■ **Task details**
From the listing below, extract each entry exactly as written, minus the images.

--- Begin ---

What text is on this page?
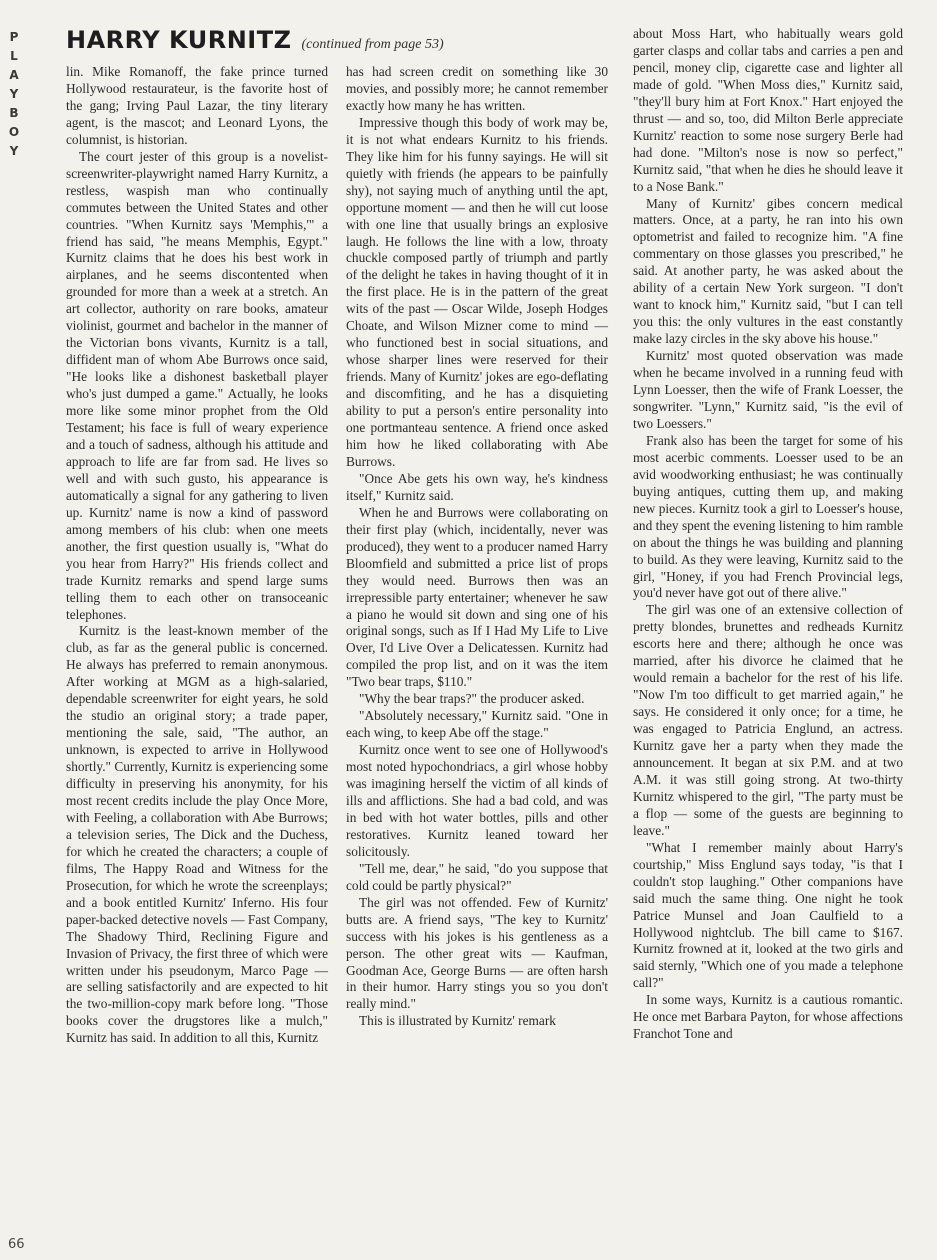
P
L
A
Y
B
O
Y
HARRY KURNITZ (continued from page 53)

lin. Mike Romanoff, the fake prince turned Hollywood restaurateur, is the favorite host of the gang; Irving Paul Lazar, the tiny literary agent, is the mascot; and Leonard Lyons, the columnist, is historian.

The court jester of this group is a novelist-screenwriter-playwright named Harry Kurnitz, a restless, waspish man who continually commutes between the United States and other countries. "When Kurnitz says 'Memphis,'" a friend has said, "he means Memphis, Egypt." Kurnitz claims that he does his best work in airplanes, and he seems discontented when grounded for more than a week at a stretch. An art collector, authority on rare books, amateur violinist, gourmet and bachelor in the manner of the Victorian bons vivants, Kurnitz is a tall, diffident man of whom Abe Burrows once said, "He looks like a dishonest basketball player who's just dumped a game." Actually, he looks more like some minor prophet from the Old Testament; his face is full of weary experience and a touch of sadness, although his attitude and approach to life are far from sad. He lives so well and with such gusto, his appearance is automatically a signal for any gathering to liven up. Kurnitz' name is now a kind of password among members of his club: when one meets another, the first question usually is, "What do you hear from Harry?" His friends collect and trade Kurnitz remarks and spend large sums telling them to each other on transoceanic telephones.

Kurnitz is the least-known member of the club, as far as the general public is concerned. He always has preferred to remain anonymous. After working at MGM as a high-salaried, dependable screenwriter for eight years, he sold the studio an original story; a trade paper, mentioning the sale, said, "The author, an unknown, is expected to arrive in Hollywood shortly." Currently, Kurnitz is experiencing some difficulty in preserving his anonymity, for his most recent credits include the play Once More, with Feeling, a collaboration with Abe Burrows; a television series, The Dick and the Duchess, for which he created the characters; a couple of films, The Happy Road and Witness for the Prosecution, for which he wrote the screenplays; and a book entitled Kurnitz' Inferno. His four paper-backed detective novels — Fast Company, The Shadowy Third, Reclining Figure and Invasion of Privacy, the first three of which were written under his pseudonym, Marco Page — are selling satisfactorily and are expected to hit the two-million-copy mark before long. "Those books cover the drugstores like a mulch," Kurnitz has said. In addition to all this, Kurnitz

has had screen credit on something like 30 movies, and possibly more; he cannot remember exactly how many he has written.

Impressive though this body of work may be, it is not what endears Kurnitz to his friends. They like him for his funny sayings. He will sit quietly with friends (he appears to be painfully shy), not saying much of anything until the apt, opportune moment — and then he will cut loose with one line that usually brings an explosive laugh. He follows the line with a low, throaty chuckle composed partly of triumph and partly of the delight he takes in having thought of it in the first place. He is in the pattern of the great wits of the past — Oscar Wilde, Joseph Hodges Choate, and Wilson Mizner come to mind — who functioned best in social situations, and whose sharper lines were reserved for their friends. Many of Kurnitz' jokes are ego-deflating and discomfiting, and he has a disquieting ability to put a person's entire personality into one portmanteau sentence. A friend once asked him how he liked collaborating with Abe Burrows.

"Once Abe gets his own way, he's kindness itself," Kurnitz said.

When he and Burrows were collaborating on their first play (which, incidentally, never was produced), they went to a producer named Harry Bloomfield and submitted a price list of props they would need. Burrows then was an irrepressible party entertainer; whenever he saw a piano he would sit down and sing one of his original songs, such as If I Had My Life to Live Over, I'd Live Over a Delicatessen. Kurnitz had compiled the prop list, and on it was the item "Two bear traps, $110."

"Why the bear traps?" the producer asked.

"Absolutely necessary," Kurnitz said. "One in each wing, to keep Abe off the stage."

Kurnitz once went to see one of Hollywood's most noted hypochondriacs, a girl whose hobby was imagining herself the victim of all kinds of ills and afflictions. She had a bad cold, and was in bed with hot water bottles, pills and other restoratives. Kurnitz leaned toward her solicitously.

"Tell me, dear," he said, "do you suppose that cold could be partly physical?"

The girl was not offended. Few of Kurnitz' butts are. A friend says, "The key to Kurnitz' success with his jokes is his gentleness as a person. The other great wits — Kaufman, Goodman Ace, George Burns — are often harsh in their humor. Harry stings you so you don't really mind."

This is illustrated by Kurnitz' remark

about Moss Hart, who habitually wears gold garter clasps and collar tabs and carries a pen and pencil, money clip, cigarette case and lighter all made of gold. "When Moss dies," Kurnitz said, "they'll bury him at Fort Knox." Hart enjoyed the thrust — and so, too, did Milton Berle appreciate Kurnitz' reaction to some nose surgery Berle had had done. "Milton's nose is now so perfect," Kurnitz said, "that when he dies he should leave it to a Nose Bank."

Many of Kurnitz' gibes concern medical matters. Once, at a party, he ran into his own optometrist and failed to recognize him. "A fine commentary on those glasses you prescribed," he said. At another party, he was asked about the ability of a certain New York surgeon. "I don't want to knock him," Kurnitz said, "but I can tell you this: the only vultures in the east constantly make lazy circles in the sky above his house."

Kurnitz' most quoted observation was made when he became involved in a running feud with Lynn Loesser, then the wife of Frank Loesser, the songwriter. "Lynn," Kurnitz said, "is the evil of two Loessers."

Frank also has been the target for some of his most acerbic comments. Loesser used to be an avid woodworking enthusiast; he was continually buying antiques, cutting them up, and making new pieces. Kurnitz took a girl to Loesser's house, and they spent the evening listening to him ramble on about the things he was building and planning to build. As they were leaving, Kurnitz said to the girl, "Honey, if you had French Provincial legs, you'd never have got out of there alive."

The girl was one of an extensive collection of pretty blondes, brunettes and redheads Kurnitz escorts here and there; although he once was married, after his divorce he claimed that he would remain a bachelor for the rest of his life. "Now I'm too difficult to get married again," he says. He considered it only once; for a time, he was engaged to Patricia Englund, an actress. Kurnitz gave her a party when they made the announcement. It began at six P.M. and at two A.M. it was still going strong. At two-thirty Kurnitz whispered to the girl, "The party must be a flop — some of the guests are beginning to leave."

"What I remember mainly about Harry's courtship," Miss Englund says today, "is that I couldn't stop laughing." Other companions have said much the same thing. One night he took Patrice Munsel and Joan Caulfield to a Hollywood nightclub. The bill came to $167. Kurnitz frowned at it, looked at the two girls and said sternly, "Which one of you made a telephone call?"

In some ways, Kurnitz is a cautious romantic. He once met Barbara Payton, for whose affections Franchot Tone and

66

--- End ---

■ **Exercise answer**
What text is on this page?
P
L
A
Y
B
O
Y
HARRY KURNITZ (continued from page 53)

lin. Mike Romanoff, the fake prince turned Hollywood restaurateur, is the favorite host of the gang; Irving Paul Lazar, the tiny literary agent, is the mascot; and Leonard Lyons, the columnist, is historian.

The court jester of this group is a novelist-screenwriter-playwright named Harry Kurnitz, a restless, waspish man who continually commutes between the United States and other countries. "When Kurnitz says 'Memphis,'" a friend has said, "he means Memphis, Egypt." Kurnitz claims that he does his best work in airplanes, and he seems discontented when grounded for more than a week at a stretch. An art collector, authority on rare books, amateur violinist, gourmet and bachelor in the manner of the Victorian bons vivants, Kurnitz is a tall, diffident man of whom Abe Burrows once said, "He looks like a dishonest basketball player who's just dumped a game." Actually, he looks more like some minor prophet from the Old Testament; his face is full of weary experience and a touch of sadness, although his attitude and approach to life are far from sad. He lives so well and with such gusto, his appearance is automatically a signal for any gathering to liven up. Kurnitz' name is now a kind of password among members of his club: when one meets another, the first question usually is, "What do you hear from Harry?" His friends collect and trade Kurnitz remarks and spend large sums telling them to each other on transoceanic telephones.

Kurnitz is the least-known member of the club, as far as the general public is concerned. He always has preferred to remain anonymous. After working at MGM as a high-salaried, dependable screenwriter for eight years, he sold the studio an original story; a trade paper, mentioning the sale, said, "The author, an unknown, is expected to arrive in Hollywood shortly." Currently, Kurnitz is experiencing some difficulty in preserving his anonymity, for his most recent credits include the play Once More, with Feeling, a collaboration with Abe Burrows; a television series, The Dick and the Duchess, for which he created the characters; a couple of films, The Happy Road and Witness for the Prosecution, for which he wrote the screenplays; and a book entitled Kurnitz' Inferno. His four paper-backed detective novels — Fast Company, The Shadowy Third, Reclining Figure and Invasion of Privacy, the first three of which were written under his pseudonym, Marco Page — are selling satisfactorily and are expected to hit the two-million-copy mark before long. "Those books cover the drugstores like a mulch," Kurnitz has said. In addition to all this, Kurnitz

has had screen credit on something like 30 movies, and possibly more; he cannot remember exactly how many he has written.

Impressive though this body of work may be, it is not what endears Kurnitz to his friends. They like him for his funny sayings. He will sit quietly with friends (he appears to be painfully shy), not saying much of anything until the apt, opportune moment — and then he will cut loose with one line that usually brings an explosive laugh. He follows the line with a low, throaty chuckle composed partly of triumph and partly of the delight he takes in having thought of it in the first place. He is in the pattern of the great wits of the past — Oscar Wilde, Joseph Hodges Choate, and Wilson Mizner come to mind — who functioned best in social situations, and whose sharper lines were reserved for their friends. Many of Kurnitz' jokes are ego-deflating and discomfiting, and he has a disquieting ability to put a person's entire personality into one portmanteau sentence. A friend once asked him how he liked collaborating with Abe Burrows.

"Once Abe gets his own way, he's kindness itself," Kurnitz said.

When he and Burrows were collaborating on their first play (which, incidentally, never was produced), they went to a producer named Harry Bloomfield and submitted a price list of props they would need. Burrows then was an irrepressible party entertainer; whenever he saw a piano he would sit down and sing one of his original songs, such as If I Had My Life to Live Over, I'd Live Over a Delicatessen. Kurnitz had compiled the prop list, and on it was the item "Two bear traps, $110."

"Why the bear traps?" the producer asked.

"Absolutely necessary," Kurnitz said. "One in each wing, to keep Abe off the stage."

Kurnitz once went to see one of Hollywood's most noted hypochondriacs, a girl whose hobby was imagining herself the victim of all kinds of ills and afflictions. She had a bad cold, and was in bed with hot water bottles, pills and other restoratives. Kurnitz leaned toward her solicitously.

"Tell me, dear," he said, "do you suppose that cold could be partly physical?"

The girl was not offended. Few of Kurnitz' butts are. A friend says, "The key to Kurnitz' success with his jokes is his gentleness as a person. The other great wits — Kaufman, Goodman Ace, George Burns — are often harsh in their humor. Harry stings you so you don't really mind."

This is illustrated by Kurnitz' remark

about Moss Hart, who habitually wears gold garter clasps and collar tabs and carries a pen and pencil, money clip, cigarette case and lighter all made of gold. "When Moss dies," Kurnitz said, "they'll bury him at Fort Knox." Hart enjoyed the thrust — and so, too, did Milton Berle appreciate Kurnitz' reaction to some nose surgery Berle had had done. "Milton's nose is now so perfect," Kurnitz said, "that when he dies he should leave it to a Nose Bank."

Many of Kurnitz' gibes concern medical matters. Once, at a party, he ran into his own optometrist and failed to recognize him. "A fine commentary on those glasses you prescribed," he said. At another party, he was asked about the ability of a certain New York surgeon. "I don't want to knock him," Kurnitz said, "but I can tell you this: the only vultures in the east constantly make lazy circles in the sky above his house."

Kurnitz' most quoted observation was made when he became involved in a running feud with Lynn Loesser, then the wife of Frank Loesser, the songwriter. "Lynn," Kurnitz said, "is the evil of two Loessers."

Frank also has been the target for some of his most acerbic comments. Loesser used to be an avid woodworking enthusiast; he was continually buying antiques, cutting them up, and making new pieces. Kurnitz took a girl to Loesser's house, and they spent the evening listening to him ramble on about the things he was building and planning to build. As they were leaving, Kurnitz said to the girl, "Honey, if you had French Provincial legs, you'd never have got out of there alive."

The girl was one of an extensive collection of pretty blondes, brunettes and redheads Kurnitz escorts here and there; although he once was married, after his divorce he claimed that he would remain a bachelor for the rest of his life. "Now I'm too difficult to get married again," he says. He considered it only once; for a time, he was engaged to Patricia Englund, an actress. Kurnitz gave her a party when they made the announcement. It began at six P.M. and at two A.M. it was still going strong. At two-thirty Kurnitz whispered to the girl, "The party must be a flop — some of the guests are beginning to leave."

"What I remember mainly about Harry's courtship," Miss Englund says today, "is that I couldn't stop laughing." Other companions have said much the same thing. One night he took Patrice Munsel and Joan Caulfield to a Hollywood nightclub. The bill came to $167. Kurnitz frowned at it, looked at the two girls and said sternly, "Which one of you made a telephone call?"

In some ways, Kurnitz is a cautious romantic. He once met Barbara Payton, for whose affections Franchot Tone and

66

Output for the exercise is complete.